→ What you should do
Extract each record and reproduce it exactly.

→ Supplied information

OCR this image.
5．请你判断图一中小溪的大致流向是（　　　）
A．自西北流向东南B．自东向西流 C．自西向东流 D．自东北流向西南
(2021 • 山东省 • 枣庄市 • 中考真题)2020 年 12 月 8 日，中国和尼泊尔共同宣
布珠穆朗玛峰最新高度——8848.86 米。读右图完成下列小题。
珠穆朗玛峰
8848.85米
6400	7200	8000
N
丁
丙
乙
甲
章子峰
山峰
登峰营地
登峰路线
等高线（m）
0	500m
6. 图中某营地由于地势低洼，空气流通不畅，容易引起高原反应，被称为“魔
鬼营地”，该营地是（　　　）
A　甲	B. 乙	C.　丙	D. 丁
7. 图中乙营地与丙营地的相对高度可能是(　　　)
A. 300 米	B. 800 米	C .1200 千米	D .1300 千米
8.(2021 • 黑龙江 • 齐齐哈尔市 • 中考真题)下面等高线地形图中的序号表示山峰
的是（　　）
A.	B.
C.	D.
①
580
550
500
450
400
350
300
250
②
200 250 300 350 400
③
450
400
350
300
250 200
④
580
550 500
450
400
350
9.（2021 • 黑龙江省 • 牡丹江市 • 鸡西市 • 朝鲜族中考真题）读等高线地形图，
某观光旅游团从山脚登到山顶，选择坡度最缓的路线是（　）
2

→ Solution to this exercise
OCR this image.
5．请你判断图一中小溪的大致流向是（　　　）
A．自西北流向东南B．自东向西流 C．自西向东流 D．自东北流向西南
(2021 • 山东省 • 枣庄市 • 中考真题)2020 年 12 月 8 日，中国和尼泊尔共同宣
布珠穆朗玛峰最新高度——8848.86 米。读右图完成下列小题。
珠穆朗玛峰
8848.85米
6400	7200	8000
N
丁
丙
乙
甲
章子峰
山峰
登峰营地
登峰路线
等高线（m）
0	500m
6. 图中某营地由于地势低洼，空气流通不畅，容易引起高原反应，被称为“魔
鬼营地”，该营地是（　　　）
A　甲	B. 乙	C.　丙	D. 丁
7. 图中乙营地与丙营地的相对高度可能是(　　　)
A. 300 米	B. 800 米	C .1200 千米	D .1300 千米
8.(2021 • 黑龙江 • 齐齐哈尔市 • 中考真题)下面等高线地形图中的序号表示山峰
的是（　　）
A.	B.
C.	D.
①
580
550
500
450
400
350
300
250
②
200 250 300 350 400
③
450
400
350
300
250 200
④
580
550 500
450
400
350
9.（2021 • 黑龙江省 • 牡丹江市 • 鸡西市 • 朝鲜族中考真题）读等高线地形图，
某观光旅游团从山脚登到山顶，选择坡度最缓的路线是（　）
2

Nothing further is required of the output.